SHORT EXERCISE: Reproduce every line of the material below word for word, leaving out the pictures.

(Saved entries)
○ ○ ○ ○

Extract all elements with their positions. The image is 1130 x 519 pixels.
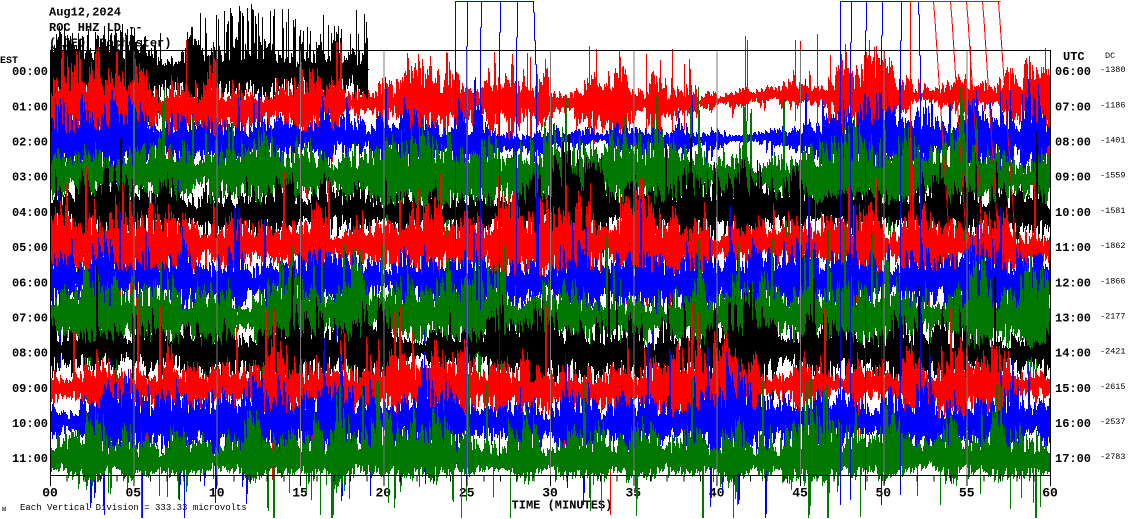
svg-text:м: м: [2, 506, 6, 514]
svg-text:30: 30: [542, 486, 558, 501]
svg-text:15: 15: [292, 486, 308, 501]
svg-text:06:00: 06:00: [12, 276, 48, 290]
svg-text:16:00: 16:00: [1055, 417, 1091, 431]
svg-text:-2537: -2537: [1100, 417, 1126, 427]
svg-text:12:00: 12:00: [1055, 276, 1091, 290]
svg-text:09:00: 09:00: [12, 382, 48, 396]
svg-text:Aug12,2024: Aug12,2024: [49, 6, 121, 20]
svg-text:01:00: 01:00: [12, 100, 48, 114]
svg-text:TIME (MINUTES): TIME (MINUTES): [512, 499, 613, 513]
svg-text:-1380: -1380: [1100, 65, 1126, 75]
svg-text:-2783: -2783: [1100, 452, 1126, 462]
svg-text:ROC HHZ LD --: ROC HHZ LD --: [49, 21, 143, 35]
svg-text:20: 20: [375, 486, 391, 501]
svg-text:45: 45: [792, 486, 808, 501]
svg-text:40: 40: [709, 486, 725, 501]
svg-text:17:00: 17:00: [1055, 452, 1091, 466]
svg-text:11:00: 11:00: [12, 452, 48, 466]
svg-text:08:00: 08:00: [1055, 136, 1091, 150]
svg-text:-1559: -1559: [1100, 171, 1126, 181]
svg-text:09:00: 09:00: [1055, 171, 1091, 185]
svg-text:11:00: 11:00: [1055, 241, 1091, 255]
svg-text:06:00: 06:00: [1055, 65, 1091, 79]
svg-text:60: 60: [1042, 486, 1058, 501]
svg-text:07:00: 07:00: [1055, 100, 1091, 114]
svg-text:-1581: -1581: [1100, 206, 1126, 216]
svg-text:02:00: 02:00: [12, 136, 48, 150]
svg-text:04:00: 04:00: [12, 206, 48, 220]
svg-text:UTC: UTC: [1063, 50, 1085, 64]
svg-text:08:00: 08:00: [12, 347, 48, 361]
svg-text:-1862: -1862: [1100, 241, 1126, 251]
svg-text:DC: DC: [1105, 51, 1115, 61]
svg-text:05: 05: [125, 486, 141, 501]
svg-text:07:00: 07:00: [12, 312, 48, 326]
svg-text:10:00: 10:00: [1055, 206, 1091, 220]
svg-text:10: 10: [209, 486, 225, 501]
svg-text:00:00: 00:00: [12, 65, 48, 79]
svg-text:-1866: -1866: [1100, 276, 1126, 286]
svg-text:-2421: -2421: [1100, 347, 1126, 357]
svg-text:15:00: 15:00: [1055, 382, 1091, 396]
svg-text:05:00: 05:00: [12, 241, 48, 255]
svg-text:13:00: 13:00: [1055, 312, 1091, 326]
svg-text:-2177: -2177: [1100, 312, 1126, 322]
svg-text:14:00: 14:00: [1055, 347, 1091, 361]
svg-text:03:00: 03:00: [12, 171, 48, 185]
svg-text:-1401: -1401: [1100, 136, 1126, 146]
svg-text:35: 35: [625, 486, 641, 501]
svg-text:-2615: -2615: [1100, 382, 1126, 392]
svg-text:-1186: -1186: [1100, 100, 1126, 110]
svg-text:10:00: 10:00: [12, 417, 48, 431]
svg-text:50: 50: [875, 486, 891, 501]
svg-text:EST: EST: [0, 56, 18, 67]
svg-text:00: 00: [42, 486, 58, 501]
svg-text:55: 55: [959, 486, 975, 501]
svg-text:Each Vertical Division = 333.: Each Vertical Division = 333.33 microvol…: [20, 503, 247, 513]
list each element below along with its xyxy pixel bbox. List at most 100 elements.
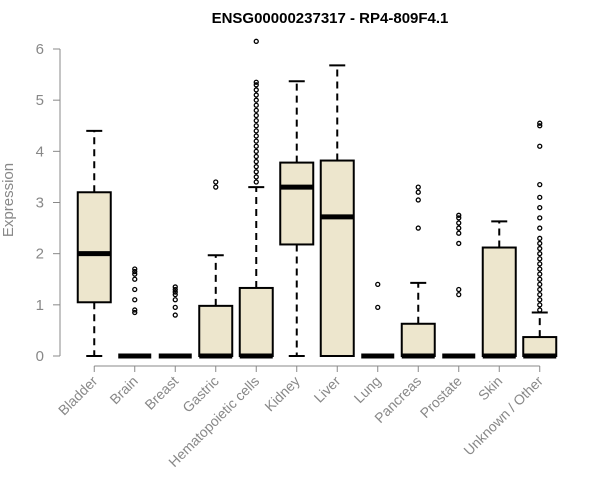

○ ○ ○ ○

COMPLETED TASK:
Extract all elements with their positions. The image is 1130 x 519 pixels.
svg-text:м: м: [2, 506, 6, 514]
svg-text:30: 30: [542, 486, 558, 501]
svg-text:15: 15: [292, 486, 308, 501]
svg-text:06:00: 06:00: [12, 276, 48, 290]
svg-text:16:00: 16:00: [1055, 417, 1091, 431]
svg-text:-2537: -2537: [1100, 417, 1126, 427]
svg-text:12:00: 12:00: [1055, 276, 1091, 290]
svg-text:09:00: 09:00: [12, 382, 48, 396]
svg-text:Aug12,2024: Aug12,2024: [49, 6, 121, 20]
svg-text:01:00: 01:00: [12, 100, 48, 114]
svg-text:TIME (MINUTES): TIME (MINUTES): [512, 499, 613, 513]
svg-text:-1380: -1380: [1100, 65, 1126, 75]
svg-text:-2783: -2783: [1100, 452, 1126, 462]
svg-text:ROC HHZ LD --: ROC HHZ LD --: [49, 21, 143, 35]
svg-text:20: 20: [375, 486, 391, 501]
svg-text:45: 45: [792, 486, 808, 501]
svg-text:40: 40: [709, 486, 725, 501]
svg-text:17:00: 17:00: [1055, 452, 1091, 466]
svg-text:11:00: 11:00: [12, 452, 48, 466]
svg-text:08:00: 08:00: [1055, 136, 1091, 150]
svg-text:-1559: -1559: [1100, 171, 1126, 181]
svg-text:09:00: 09:00: [1055, 171, 1091, 185]
svg-text:11:00: 11:00: [1055, 241, 1091, 255]
svg-text:06:00: 06:00: [1055, 65, 1091, 79]
svg-text:60: 60: [1042, 486, 1058, 501]
svg-text:07:00: 07:00: [1055, 100, 1091, 114]
svg-text:-1581: -1581: [1100, 206, 1126, 216]
svg-text:02:00: 02:00: [12, 136, 48, 150]
svg-text:04:00: 04:00: [12, 206, 48, 220]
svg-text:UTC: UTC: [1063, 50, 1085, 64]
svg-text:08:00: 08:00: [12, 347, 48, 361]
svg-text:-1862: -1862: [1100, 241, 1126, 251]
svg-text:DC: DC: [1105, 51, 1115, 61]
svg-text:05: 05: [125, 486, 141, 501]
svg-text:07:00: 07:00: [12, 312, 48, 326]
svg-text:10:00: 10:00: [1055, 206, 1091, 220]
svg-text:10: 10: [209, 486, 225, 501]
svg-text:00:00: 00:00: [12, 65, 48, 79]
svg-text:-1866: -1866: [1100, 276, 1126, 286]
svg-text:-2421: -2421: [1100, 347, 1126, 357]
svg-text:15:00: 15:00: [1055, 382, 1091, 396]
svg-text:05:00: 05:00: [12, 241, 48, 255]
svg-text:13:00: 13:00: [1055, 312, 1091, 326]
svg-text:-2177: -2177: [1100, 312, 1126, 322]
svg-text:14:00: 14:00: [1055, 347, 1091, 361]
svg-text:03:00: 03:00: [12, 171, 48, 185]
svg-text:-1401: -1401: [1100, 136, 1126, 146]
svg-text:35: 35: [625, 486, 641, 501]
svg-text:-2615: -2615: [1100, 382, 1126, 392]
svg-text:-1186: -1186: [1100, 100, 1126, 110]
svg-text:10:00: 10:00: [12, 417, 48, 431]
svg-text:50: 50: [875, 486, 891, 501]
svg-text:EST: EST: [0, 56, 18, 67]
svg-text:00: 00: [42, 486, 58, 501]
svg-text:55: 55: [959, 486, 975, 501]
svg-text:Each Vertical Division = 333.: Each Vertical Division = 333.33 microvol…: [20, 503, 247, 513]
list each element below along with its xyxy pixel bbox. List at most 100 elements.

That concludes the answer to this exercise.